__WHAT YOU HAVE TO DO__
Go through the data below. Pull out every line that has the word "name".

__EXERCISE INPUT__
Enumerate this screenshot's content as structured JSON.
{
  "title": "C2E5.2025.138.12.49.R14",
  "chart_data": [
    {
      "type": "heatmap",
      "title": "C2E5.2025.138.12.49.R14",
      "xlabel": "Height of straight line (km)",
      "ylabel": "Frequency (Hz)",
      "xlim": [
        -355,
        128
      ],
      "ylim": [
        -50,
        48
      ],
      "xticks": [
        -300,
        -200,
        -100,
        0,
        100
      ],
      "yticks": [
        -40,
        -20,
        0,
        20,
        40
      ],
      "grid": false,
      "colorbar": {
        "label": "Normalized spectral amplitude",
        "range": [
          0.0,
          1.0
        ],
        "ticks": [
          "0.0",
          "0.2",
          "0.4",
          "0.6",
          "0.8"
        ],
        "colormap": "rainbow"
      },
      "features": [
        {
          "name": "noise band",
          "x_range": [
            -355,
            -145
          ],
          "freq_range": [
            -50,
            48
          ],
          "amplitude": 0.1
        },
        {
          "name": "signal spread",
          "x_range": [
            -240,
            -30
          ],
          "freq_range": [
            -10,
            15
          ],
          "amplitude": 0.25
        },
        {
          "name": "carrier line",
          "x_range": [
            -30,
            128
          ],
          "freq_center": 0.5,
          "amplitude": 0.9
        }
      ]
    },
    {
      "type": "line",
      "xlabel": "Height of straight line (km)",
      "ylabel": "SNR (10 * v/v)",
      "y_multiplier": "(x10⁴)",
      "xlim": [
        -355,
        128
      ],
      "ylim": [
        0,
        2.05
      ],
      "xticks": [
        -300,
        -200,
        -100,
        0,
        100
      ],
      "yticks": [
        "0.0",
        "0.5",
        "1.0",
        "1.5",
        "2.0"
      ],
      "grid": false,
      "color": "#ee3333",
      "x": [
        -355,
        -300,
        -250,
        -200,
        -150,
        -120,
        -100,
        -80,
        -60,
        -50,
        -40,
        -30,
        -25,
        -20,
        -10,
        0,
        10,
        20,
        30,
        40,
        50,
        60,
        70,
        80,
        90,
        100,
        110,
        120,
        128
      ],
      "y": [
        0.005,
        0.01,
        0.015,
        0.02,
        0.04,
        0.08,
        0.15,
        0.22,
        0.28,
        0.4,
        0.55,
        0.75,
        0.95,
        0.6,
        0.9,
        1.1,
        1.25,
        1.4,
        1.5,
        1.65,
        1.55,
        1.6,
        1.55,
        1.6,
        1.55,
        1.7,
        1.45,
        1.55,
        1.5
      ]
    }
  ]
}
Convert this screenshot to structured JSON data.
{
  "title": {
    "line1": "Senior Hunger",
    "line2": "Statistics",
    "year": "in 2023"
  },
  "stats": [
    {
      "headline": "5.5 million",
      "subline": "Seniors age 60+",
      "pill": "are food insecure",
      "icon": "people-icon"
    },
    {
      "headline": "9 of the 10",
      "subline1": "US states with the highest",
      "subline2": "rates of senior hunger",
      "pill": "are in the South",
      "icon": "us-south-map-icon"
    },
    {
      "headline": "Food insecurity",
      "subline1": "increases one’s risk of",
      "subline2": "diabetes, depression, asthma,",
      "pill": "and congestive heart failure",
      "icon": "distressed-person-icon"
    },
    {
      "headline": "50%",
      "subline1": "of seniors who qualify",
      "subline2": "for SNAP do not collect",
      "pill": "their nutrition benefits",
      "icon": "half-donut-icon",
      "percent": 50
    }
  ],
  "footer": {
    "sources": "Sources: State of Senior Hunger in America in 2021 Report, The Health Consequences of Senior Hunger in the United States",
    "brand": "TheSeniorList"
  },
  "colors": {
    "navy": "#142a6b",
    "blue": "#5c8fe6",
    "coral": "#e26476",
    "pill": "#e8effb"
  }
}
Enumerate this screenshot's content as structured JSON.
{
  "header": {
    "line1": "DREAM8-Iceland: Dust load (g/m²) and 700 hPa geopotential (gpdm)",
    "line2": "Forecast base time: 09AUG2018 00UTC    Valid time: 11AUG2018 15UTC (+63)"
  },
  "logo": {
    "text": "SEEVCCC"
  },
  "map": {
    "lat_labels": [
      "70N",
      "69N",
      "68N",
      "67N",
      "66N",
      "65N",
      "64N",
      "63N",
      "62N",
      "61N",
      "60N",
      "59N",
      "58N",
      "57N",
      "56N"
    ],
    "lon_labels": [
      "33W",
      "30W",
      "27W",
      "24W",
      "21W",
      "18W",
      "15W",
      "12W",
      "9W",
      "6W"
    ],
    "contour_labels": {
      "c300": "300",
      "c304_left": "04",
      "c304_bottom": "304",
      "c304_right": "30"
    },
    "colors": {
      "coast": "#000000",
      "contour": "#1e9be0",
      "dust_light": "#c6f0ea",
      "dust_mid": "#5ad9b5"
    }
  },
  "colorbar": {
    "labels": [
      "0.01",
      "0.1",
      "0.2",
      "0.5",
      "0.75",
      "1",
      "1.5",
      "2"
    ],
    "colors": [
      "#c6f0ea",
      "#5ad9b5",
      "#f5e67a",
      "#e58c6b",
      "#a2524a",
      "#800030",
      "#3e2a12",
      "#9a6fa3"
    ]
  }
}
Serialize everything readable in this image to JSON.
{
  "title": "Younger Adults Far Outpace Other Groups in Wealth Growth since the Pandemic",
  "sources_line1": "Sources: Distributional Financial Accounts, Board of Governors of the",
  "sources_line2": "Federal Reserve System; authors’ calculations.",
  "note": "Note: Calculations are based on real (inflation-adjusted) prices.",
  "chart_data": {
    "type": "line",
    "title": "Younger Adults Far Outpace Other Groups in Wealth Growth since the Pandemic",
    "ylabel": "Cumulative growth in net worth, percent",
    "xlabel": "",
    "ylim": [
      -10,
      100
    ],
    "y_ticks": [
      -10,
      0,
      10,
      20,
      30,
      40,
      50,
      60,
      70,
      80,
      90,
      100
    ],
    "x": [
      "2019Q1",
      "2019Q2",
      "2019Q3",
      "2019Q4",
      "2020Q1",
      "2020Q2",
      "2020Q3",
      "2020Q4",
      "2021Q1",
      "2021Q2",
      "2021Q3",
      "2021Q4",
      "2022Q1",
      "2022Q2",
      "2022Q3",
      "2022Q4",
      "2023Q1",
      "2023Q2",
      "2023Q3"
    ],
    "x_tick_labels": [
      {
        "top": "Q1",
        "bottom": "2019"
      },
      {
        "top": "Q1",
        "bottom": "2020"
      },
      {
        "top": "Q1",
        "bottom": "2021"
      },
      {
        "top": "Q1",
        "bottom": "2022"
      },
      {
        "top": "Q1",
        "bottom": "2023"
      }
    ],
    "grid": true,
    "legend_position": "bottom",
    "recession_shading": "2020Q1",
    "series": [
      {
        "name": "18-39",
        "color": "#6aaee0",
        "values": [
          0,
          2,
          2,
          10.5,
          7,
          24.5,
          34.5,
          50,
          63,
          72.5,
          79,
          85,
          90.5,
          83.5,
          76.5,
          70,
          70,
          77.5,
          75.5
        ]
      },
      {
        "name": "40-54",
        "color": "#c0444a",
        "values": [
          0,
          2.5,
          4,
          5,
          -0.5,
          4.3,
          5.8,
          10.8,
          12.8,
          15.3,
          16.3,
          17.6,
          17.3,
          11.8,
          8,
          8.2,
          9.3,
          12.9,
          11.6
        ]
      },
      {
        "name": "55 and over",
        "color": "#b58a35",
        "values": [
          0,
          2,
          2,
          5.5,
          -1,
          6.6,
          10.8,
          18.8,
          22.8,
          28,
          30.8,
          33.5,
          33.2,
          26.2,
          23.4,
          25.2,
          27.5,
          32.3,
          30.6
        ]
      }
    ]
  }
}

__ANSWER FOR THE TASK__
          "name": "noise band",
          "name": "signal spread",
          "name": "carrier line",
        "name": "18-39",
        "name": "40-54",
        "name": "55 and over",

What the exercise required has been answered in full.